__Problem to solve__: What follows is a listing to be transcribed exactly.
# START OF Information provided
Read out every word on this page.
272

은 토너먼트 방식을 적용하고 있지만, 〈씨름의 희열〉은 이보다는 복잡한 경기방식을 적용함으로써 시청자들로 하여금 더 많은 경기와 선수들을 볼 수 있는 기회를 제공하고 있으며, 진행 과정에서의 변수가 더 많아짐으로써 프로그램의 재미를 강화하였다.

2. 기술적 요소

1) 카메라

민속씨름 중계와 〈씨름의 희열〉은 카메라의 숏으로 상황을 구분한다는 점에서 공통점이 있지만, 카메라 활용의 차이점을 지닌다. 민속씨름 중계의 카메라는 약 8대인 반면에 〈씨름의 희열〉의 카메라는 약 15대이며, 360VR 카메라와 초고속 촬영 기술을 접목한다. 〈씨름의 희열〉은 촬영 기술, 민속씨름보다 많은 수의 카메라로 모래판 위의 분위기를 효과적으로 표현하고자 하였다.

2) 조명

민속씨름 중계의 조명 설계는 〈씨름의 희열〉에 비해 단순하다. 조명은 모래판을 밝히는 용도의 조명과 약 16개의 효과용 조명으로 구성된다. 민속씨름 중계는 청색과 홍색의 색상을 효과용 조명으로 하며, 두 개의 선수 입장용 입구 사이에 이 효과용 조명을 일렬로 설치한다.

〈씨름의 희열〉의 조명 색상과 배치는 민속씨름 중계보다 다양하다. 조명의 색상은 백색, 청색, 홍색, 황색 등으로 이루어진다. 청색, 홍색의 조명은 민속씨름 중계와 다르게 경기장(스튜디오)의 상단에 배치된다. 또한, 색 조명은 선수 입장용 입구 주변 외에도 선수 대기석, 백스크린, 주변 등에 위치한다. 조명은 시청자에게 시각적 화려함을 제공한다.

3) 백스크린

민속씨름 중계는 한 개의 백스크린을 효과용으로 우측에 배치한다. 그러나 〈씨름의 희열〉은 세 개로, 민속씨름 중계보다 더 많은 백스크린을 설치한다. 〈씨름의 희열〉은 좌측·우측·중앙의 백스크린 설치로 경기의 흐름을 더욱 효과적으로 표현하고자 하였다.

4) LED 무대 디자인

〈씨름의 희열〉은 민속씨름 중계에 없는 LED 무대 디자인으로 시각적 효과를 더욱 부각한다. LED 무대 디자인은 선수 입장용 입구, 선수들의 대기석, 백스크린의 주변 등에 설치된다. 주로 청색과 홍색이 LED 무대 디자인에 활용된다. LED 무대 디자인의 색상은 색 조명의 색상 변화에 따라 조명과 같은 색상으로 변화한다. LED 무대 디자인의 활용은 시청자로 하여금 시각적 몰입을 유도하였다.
# END OF Information provided
__Output below__:
Read out every word on this page.
272

은 토너먼트 방식을 적용하고 있지만, 〈씨름의 희열〉은 이보다는 복잡한 경기방식을 적용함으로써 시청자들로 하여금 더 많은 경기와 선수들을 볼 수 있는 기회를 제공하고 있으며, 진행 과정에서의 변수가 더 많아짐으로써 프로그램의 재미를 강화하였다.

2. 기술적 요소

1) 카메라

민속씨름 중계와 〈씨름의 희열〉은 카메라의 숏으로 상황을 구분한다는 점에서 공통점이 있지만, 카메라 활용의 차이점을 지닌다. 민속씨름 중계의 카메라는 약 8대인 반면에 〈씨름의 희열〉의 카메라는 약 15대이며, 360VR 카메라와 초고속 촬영 기술을 접목한다. 〈씨름의 희열〉은 촬영 기술, 민속씨름보다 많은 수의 카메라로 모래판 위의 분위기를 효과적으로 표현하고자 하였다.

2) 조명

민속씨름 중계의 조명 설계는 〈씨름의 희열〉에 비해 단순하다. 조명은 모래판을 밝히는 용도의 조명과 약 16개의 효과용 조명으로 구성된다. 민속씨름 중계는 청색과 홍색의 색상을 효과용 조명으로 하며, 두 개의 선수 입장용 입구 사이에 이 효과용 조명을 일렬로 설치한다.

〈씨름의 희열〉의 조명 색상과 배치는 민속씨름 중계보다 다양하다. 조명의 색상은 백색, 청색, 홍색, 황색 등으로 이루어진다. 청색, 홍색의 조명은 민속씨름 중계와 다르게 경기장(스튜디오)의 상단에 배치된다. 또한, 색 조명은 선수 입장용 입구 주변 외에도 선수 대기석, 백스크린, 주변 등에 위치한다. 조명은 시청자에게 시각적 화려함을 제공한다.

3) 백스크린

민속씨름 중계는 한 개의 백스크린을 효과용으로 우측에 배치한다. 그러나 〈씨름의 희열〉은 세 개로, 민속씨름 중계보다 더 많은 백스크린을 설치한다. 〈씨름의 희열〉은 좌측·우측·중앙의 백스크린 설치로 경기의 흐름을 더욱 효과적으로 표현하고자 하였다.

4) LED 무대 디자인

〈씨름의 희열〉은 민속씨름 중계에 없는 LED 무대 디자인으로 시각적 효과를 더욱 부각한다. LED 무대 디자인은 선수 입장용 입구, 선수들의 대기석, 백스크린의 주변 등에 설치된다. 주로 청색과 홍색이 LED 무대 디자인에 활용된다. LED 무대 디자인의 색상은 색 조명의 색상 변화에 따라 조명과 같은 색상으로 변화한다. LED 무대 디자인의 활용은 시청자로 하여금 시각적 몰입을 유도하였다.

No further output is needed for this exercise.